Figure content listings -

>> START

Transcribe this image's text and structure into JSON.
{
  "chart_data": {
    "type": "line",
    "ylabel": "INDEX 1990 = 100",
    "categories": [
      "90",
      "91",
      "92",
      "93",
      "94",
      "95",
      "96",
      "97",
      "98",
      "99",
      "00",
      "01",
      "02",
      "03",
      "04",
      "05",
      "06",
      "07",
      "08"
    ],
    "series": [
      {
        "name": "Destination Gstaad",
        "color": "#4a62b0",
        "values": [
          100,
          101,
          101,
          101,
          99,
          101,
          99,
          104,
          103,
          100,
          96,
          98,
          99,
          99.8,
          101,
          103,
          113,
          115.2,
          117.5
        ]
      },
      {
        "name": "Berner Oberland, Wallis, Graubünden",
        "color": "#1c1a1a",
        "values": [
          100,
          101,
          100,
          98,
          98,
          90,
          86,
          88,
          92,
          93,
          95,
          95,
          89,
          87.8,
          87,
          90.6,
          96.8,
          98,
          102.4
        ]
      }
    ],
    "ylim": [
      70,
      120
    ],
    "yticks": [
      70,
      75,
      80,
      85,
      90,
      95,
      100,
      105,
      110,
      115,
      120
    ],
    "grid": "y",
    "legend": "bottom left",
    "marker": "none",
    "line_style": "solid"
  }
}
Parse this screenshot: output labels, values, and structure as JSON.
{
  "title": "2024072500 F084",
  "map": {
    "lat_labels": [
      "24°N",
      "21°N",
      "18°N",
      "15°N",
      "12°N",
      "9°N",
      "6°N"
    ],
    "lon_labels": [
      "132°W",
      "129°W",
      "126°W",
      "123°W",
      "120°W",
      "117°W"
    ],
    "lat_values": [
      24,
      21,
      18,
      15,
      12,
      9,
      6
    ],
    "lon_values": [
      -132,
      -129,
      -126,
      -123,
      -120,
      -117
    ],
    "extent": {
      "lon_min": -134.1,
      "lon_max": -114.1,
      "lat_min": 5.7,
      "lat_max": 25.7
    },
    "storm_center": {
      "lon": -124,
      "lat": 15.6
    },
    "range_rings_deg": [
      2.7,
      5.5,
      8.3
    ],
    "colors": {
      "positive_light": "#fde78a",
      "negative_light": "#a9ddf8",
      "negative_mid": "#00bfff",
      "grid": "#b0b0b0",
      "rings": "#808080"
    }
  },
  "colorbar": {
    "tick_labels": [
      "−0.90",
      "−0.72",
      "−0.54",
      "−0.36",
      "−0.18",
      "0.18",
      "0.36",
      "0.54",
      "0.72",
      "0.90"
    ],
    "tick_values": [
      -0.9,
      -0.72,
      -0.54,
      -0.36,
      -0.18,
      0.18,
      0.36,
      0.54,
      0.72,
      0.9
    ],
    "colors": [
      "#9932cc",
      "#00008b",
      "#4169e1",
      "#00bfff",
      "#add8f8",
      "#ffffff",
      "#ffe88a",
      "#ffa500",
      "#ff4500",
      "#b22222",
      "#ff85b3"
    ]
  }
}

>> END

WHAT IS BEING ASKED -
Copy every line of the material, please, keeping it exactly the same.

RESPONSE -
Transcribe this image's text and structure into JSON.
{
  "chart_data": {
    "type": "line",
    "ylabel": "INDEX 1990 = 100",
    "categories": [
      "90",
      "91",
      "92",
      "93",
      "94",
      "95",
      "96",
      "97",
      "98",
      "99",
      "00",
      "01",
      "02",
      "03",
      "04",
      "05",
      "06",
      "07",
      "08"
    ],
    "series": [
      {
        "name": "Destination Gstaad",
        "color": "#4a62b0",
        "values": [
          100,
          101,
          101,
          101,
          99,
          101,
          99,
          104,
          103,
          100,
          96,
          98,
          99,
          99.8,
          101,
          103,
          113,
          115.2,
          117.5
        ]
      },
      {
        "name": "Berner Oberland, Wallis, Graubünden",
        "color": "#1c1a1a",
        "values": [
          100,
          101,
          100,
          98,
          98,
          90,
          86,
          88,
          92,
          93,
          95,
          95,
          89,
          87.8,
          87,
          90.6,
          96.8,
          98,
          102.4
        ]
      }
    ],
    "ylim": [
      70,
      120
    ],
    "yticks": [
      70,
      75,
      80,
      85,
      90,
      95,
      100,
      105,
      110,
      115,
      120
    ],
    "grid": "y",
    "legend": "bottom left",
    "marker": "none",
    "line_style": "solid"
  }
}
Parse this screenshot: output labels, values, and structure as JSON.
{
  "title": "2024072500 F084",
  "map": {
    "lat_labels": [
      "24°N",
      "21°N",
      "18°N",
      "15°N",
      "12°N",
      "9°N",
      "6°N"
    ],
    "lon_labels": [
      "132°W",
      "129°W",
      "126°W",
      "123°W",
      "120°W",
      "117°W"
    ],
    "lat_values": [
      24,
      21,
      18,
      15,
      12,
      9,
      6
    ],
    "lon_values": [
      -132,
      -129,
      -126,
      -123,
      -120,
      -117
    ],
    "extent": {
      "lon_min": -134.1,
      "lon_max": -114.1,
      "lat_min": 5.7,
      "lat_max": 25.7
    },
    "storm_center": {
      "lon": -124,
      "lat": 15.6
    },
    "range_rings_deg": [
      2.7,
      5.5,
      8.3
    ],
    "colors": {
      "positive_light": "#fde78a",
      "negative_light": "#a9ddf8",
      "negative_mid": "#00bfff",
      "grid": "#b0b0b0",
      "rings": "#808080"
    }
  },
  "colorbar": {
    "tick_labels": [
      "−0.90",
      "−0.72",
      "−0.54",
      "−0.36",
      "−0.18",
      "0.18",
      "0.36",
      "0.54",
      "0.72",
      "0.90"
    ],
    "tick_values": [
      -0.9,
      -0.72,
      -0.54,
      -0.36,
      -0.18,
      0.18,
      0.36,
      0.54,
      0.72,
      0.9
    ],
    "colors": [
      "#9932cc",
      "#00008b",
      "#4169e1",
      "#00bfff",
      "#add8f8",
      "#ffffff",
      "#ffe88a",
      "#ffa500",
      "#ff4500",
      "#b22222",
      "#ff85b3"
    ]
  }
}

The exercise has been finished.